(The request)
Send each entry back exactly as given, pictures excluded.

## BEGIN Data for the task

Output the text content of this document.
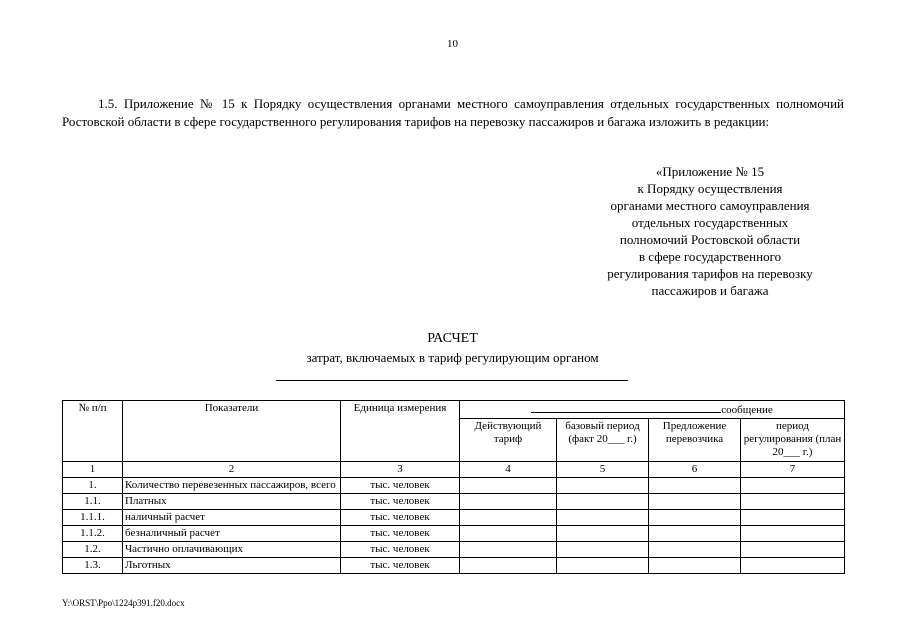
10

1.5. Приложение № 15 к Порядку осуществления органами местного самоуправления отдельных государственных полномочий Ростовской области в сфере государственного регулирования тарифов на перевозку пассажиров и багажа изложить в редакции:

«Приложение № 15
к Порядку осуществления
органами местного самоуправления
отдельных государственных
полномочий Ростовской области
в сфере государственного
регулирования тарифов на перевозку
пассажиров и багажа
РАСЧЕТ
затрат, включаемых в тариф регулирующим органом
№ п/п	Показатели	Единица измерения	сообщение			
			Действующий тариф	базовый период (факт 20___ г.)	Предложение перевозчика	период регулирования (план 20___ г.)
1	2	3	4	5	6	7
1.	Количество перевезенных пассажиров, всего	тыс. человек				
1.1.	Платных	тыс. человек				
1.1.1.	наличный расчет	тыс. человек				
1.1.2.	безналичный расчет	тыс. человек				
1.2.	Частично оплачивающих	тыс. человек				
1.3.	Льготных	тыс. человек				
Y:\ORST\Ppo\1224p391.f20.docx
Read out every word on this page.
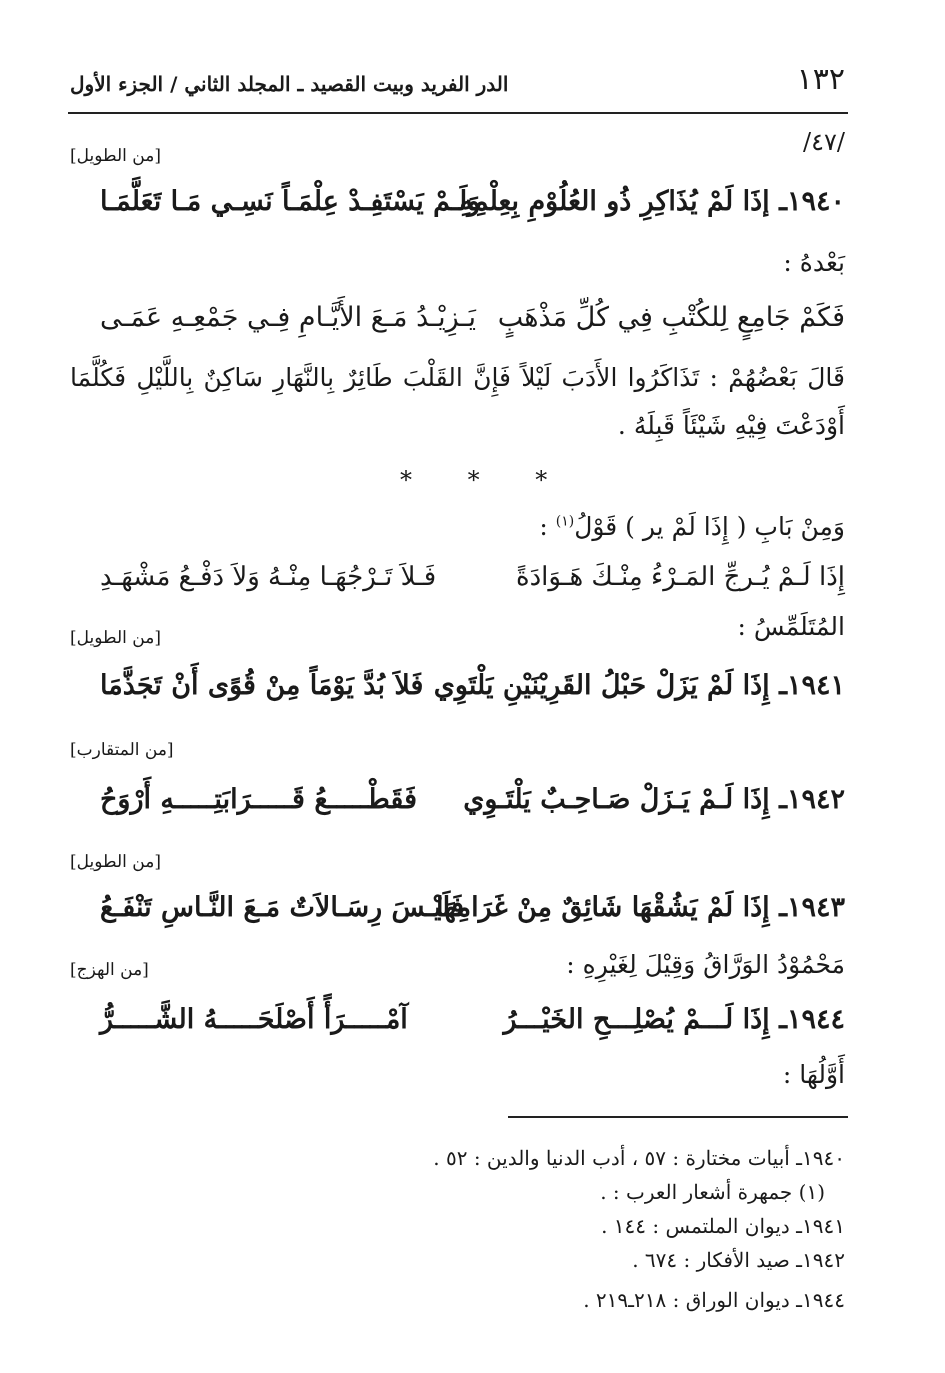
١٣٢
الدر الفريد وبيت القصيد ـ المجلد الثاني / الجزء الأول
/٤٧/
[من الطويل]
١٩٤٠ـ إذَا لَمْ يُذَاكِرِ ذُو العُلُوْمِ بِعِلْمِهِ
وَلَـمْ يَسْتَفِـدْ عِلْمَـاً نَسِـي مَـا تَعَلَّمَـا
بَعْدهُ :
فَكَمْ جَامِعٍ لِلكُتْبِ فِي كُلِّ مَذْهَبٍ
يَـزِيْـدُ مَـعَ الأَيَّـامِ فِـي جَمْعِـهِ عَمَـى
قَالَ بَعْضُهُمْ : تَذَاكَرُوا الأَدَبَ لَيْلاً فَإِنَّ القَلْبَ طَائِرٌ بِالنَّهَارِ سَاكِنٌ بِاللَّيْلِ فَكُلَّمَا أَوْدَعْتَ فِيْهِ شَيْئَاً قَبِلَهُ .
* * *
وَمِنْ بَابِ ( إِذَا لَمْ ير ) قَوْلُ$^{(١)}$ :
إِذَا لَـمْ يُـرجِّ المَـرْءُ مِنْـكَ هَـوَادَةً
فَـلاَ تَـرْجُهَـا مِنْـهُ وَلاَ دَفْـعُ مَشْهَـدِ
المُتَلَمِّسُ :
[من الطويل]
١٩٤١ـ إِذَا لَمْ يَزَلْ حَبْلُ القَرِيْنَيْنِ يَلْتَوِي
فَلاَ بُدَّ يَوْمَاً مِنْ قُوًى أَنْ تَجَذَّمَا
[من المتقارب]
١٩٤٢ـ إِذَا لَـمْ يَـزَلْ صَـاحِـبٌ يَلْتَـوِي
فَقَطْـــــعُ قَـــــرَابَتِـــــهِ أَرْوَحُ
[من الطويل]
١٩٤٣ـ إِذَا لَمْ يَشُقْهَا شَائِقٌ مِنْ غَرَامِهَا
فَلَيْـسَ رِسَـالاَتٌ مَـعَ النَّـاسِ تَنْفَـعُ
مَحْمُوْدُ الوَرَّاقُ وَقِيْلَ لِغَيْرِهِ :
[من الهزج]
١٩٤٤ـ إِذَا لَـــمْ يُصْلِـــحِ الخَيْـــرُ
آمْـــــرَأً أَصْلَحَـــــهُ الشَّـــــرُّ
أَوَّلُهَا :
١٩٤٠ـ أبيات مختارة : ٥٧ ، أدب الدنيا والدين : ٥٢ .
(١) جمهرة أشعار العرب : .
١٩٤١ـ ديوان الملتمس : ١٤٤ .
١٩٤٢ـ صيد الأفكار : ٦٧٤ .
١٩٤٤ـ ديوان الوراق : ٢١٨ـ٢١٩ .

## END Data for the task

(Response to this task)
Output the text content of this document.
10

1.5. Приложение № 15 к Порядку осуществления органами местного самоуправления отдельных государственных полномочий Ростовской области в сфере государственного регулирования тарифов на перевозку пассажиров и багажа изложить в редакции:

«Приложение № 15
к Порядку осуществления
органами местного самоуправления
отдельных государственных
полномочий Ростовской области
в сфере государственного
регулирования тарифов на перевозку
пассажиров и багажа
РАСЧЕТ
затрат, включаемых в тариф регулирующим органом
№ п/п	Показатели	Единица измерения	сообщение			
			Действующий тариф	базовый период (факт 20___ г.)	Предложение перевозчика	период регулирования (план 20___ г.)
1	2	3	4	5	6	7
1.	Количество перевезенных пассажиров, всего	тыс. человек				
1.1.	Платных	тыс. человек				
1.1.1.	наличный расчет	тыс. человек				
1.1.2.	безналичный расчет	тыс. человек				
1.2.	Частично оплачивающих	тыс. человек				
1.3.	Льготных	тыс. человек				
Y:\ORST\Ppo\1224p391.f20.docx
Read out every word on this page.
١٣٢
الدر الفريد وبيت القصيد ـ المجلد الثاني / الجزء الأول
/٤٧/
[من الطويل]
١٩٤٠ـ إذَا لَمْ يُذَاكِرِ ذُو العُلُوْمِ بِعِلْمِهِ
وَلَـمْ يَسْتَفِـدْ عِلْمَـاً نَسِـي مَـا تَعَلَّمَـا
بَعْدهُ :
فَكَمْ جَامِعٍ لِلكُتْبِ فِي كُلِّ مَذْهَبٍ
يَـزِيْـدُ مَـعَ الأَيَّـامِ فِـي جَمْعِـهِ عَمَـى
قَالَ بَعْضُهُمْ : تَذَاكَرُوا الأَدَبَ لَيْلاً فَإِنَّ القَلْبَ طَائِرٌ بِالنَّهَارِ سَاكِنٌ بِاللَّيْلِ فَكُلَّمَا أَوْدَعْتَ فِيْهِ شَيْئَاً قَبِلَهُ .
* * *
وَمِنْ بَابِ ( إِذَا لَمْ ير ) قَوْلُ$^{(١)}$ :
إِذَا لَـمْ يُـرجِّ المَـرْءُ مِنْـكَ هَـوَادَةً
فَـلاَ تَـرْجُهَـا مِنْـهُ وَلاَ دَفْـعُ مَشْهَـدِ
المُتَلَمِّسُ :
[من الطويل]
١٩٤١ـ إِذَا لَمْ يَزَلْ حَبْلُ القَرِيْنَيْنِ يَلْتَوِي
فَلاَ بُدَّ يَوْمَاً مِنْ قُوًى أَنْ تَجَذَّمَا
[من المتقارب]
١٩٤٢ـ إِذَا لَـمْ يَـزَلْ صَـاحِـبٌ يَلْتَـوِي
فَقَطْـــــعُ قَـــــرَابَتِـــــهِ أَرْوَحُ
[من الطويل]
١٩٤٣ـ إِذَا لَمْ يَشُقْهَا شَائِقٌ مِنْ غَرَامِهَا
فَلَيْـسَ رِسَـالاَتٌ مَـعَ النَّـاسِ تَنْفَـعُ
مَحْمُوْدُ الوَرَّاقُ وَقِيْلَ لِغَيْرِهِ :
[من الهزج]
١٩٤٤ـ إِذَا لَـــمْ يُصْلِـــحِ الخَيْـــرُ
آمْـــــرَأً أَصْلَحَـــــهُ الشَّـــــرُّ
أَوَّلُهَا :
١٩٤٠ـ أبيات مختارة : ٥٧ ، أدب الدنيا والدين : ٥٢ .
(١) جمهرة أشعار العرب : .
١٩٤١ـ ديوان الملتمس : ١٤٤ .
١٩٤٢ـ صيد الأفكار : ٦٧٤ .
١٩٤٤ـ ديوان الوراق : ٢١٨ـ٢١٩ .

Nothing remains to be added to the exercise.